Stored data
◇ ◇ ◇
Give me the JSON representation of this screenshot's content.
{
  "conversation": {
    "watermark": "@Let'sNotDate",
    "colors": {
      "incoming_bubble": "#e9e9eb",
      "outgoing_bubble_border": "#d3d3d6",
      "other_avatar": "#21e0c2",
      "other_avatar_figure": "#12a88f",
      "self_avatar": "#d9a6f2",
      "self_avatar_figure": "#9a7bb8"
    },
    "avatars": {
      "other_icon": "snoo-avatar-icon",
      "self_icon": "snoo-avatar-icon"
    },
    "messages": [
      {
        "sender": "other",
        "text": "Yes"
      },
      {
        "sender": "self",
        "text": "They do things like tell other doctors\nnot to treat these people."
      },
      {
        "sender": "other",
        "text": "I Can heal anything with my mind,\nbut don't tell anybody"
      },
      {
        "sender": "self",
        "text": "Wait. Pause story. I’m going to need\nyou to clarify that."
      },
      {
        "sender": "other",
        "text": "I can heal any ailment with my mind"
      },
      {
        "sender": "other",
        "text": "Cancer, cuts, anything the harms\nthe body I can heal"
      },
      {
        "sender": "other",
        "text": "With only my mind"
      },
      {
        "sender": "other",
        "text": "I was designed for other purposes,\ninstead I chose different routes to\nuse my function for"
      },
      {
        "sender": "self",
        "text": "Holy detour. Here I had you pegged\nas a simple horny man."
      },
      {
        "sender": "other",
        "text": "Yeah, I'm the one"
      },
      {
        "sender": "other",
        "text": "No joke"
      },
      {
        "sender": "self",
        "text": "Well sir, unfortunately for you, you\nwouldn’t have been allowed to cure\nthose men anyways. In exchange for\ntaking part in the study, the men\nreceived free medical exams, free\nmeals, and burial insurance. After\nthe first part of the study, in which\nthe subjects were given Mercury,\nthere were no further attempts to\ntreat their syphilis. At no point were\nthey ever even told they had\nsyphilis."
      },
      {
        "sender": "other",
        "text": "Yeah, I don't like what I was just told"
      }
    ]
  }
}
◇ ◇ ◇
Exercise goal
Isolate each line of the listing above that includes "heal". Copy it.

Solution to this task
        "text": "I Can heal anything with my mind,\nbut don't tell anybody"
        "text": "I can heal any ailment with my mind"
        "text": "Cancer, cuts, anything the harms\nthe body I can heal"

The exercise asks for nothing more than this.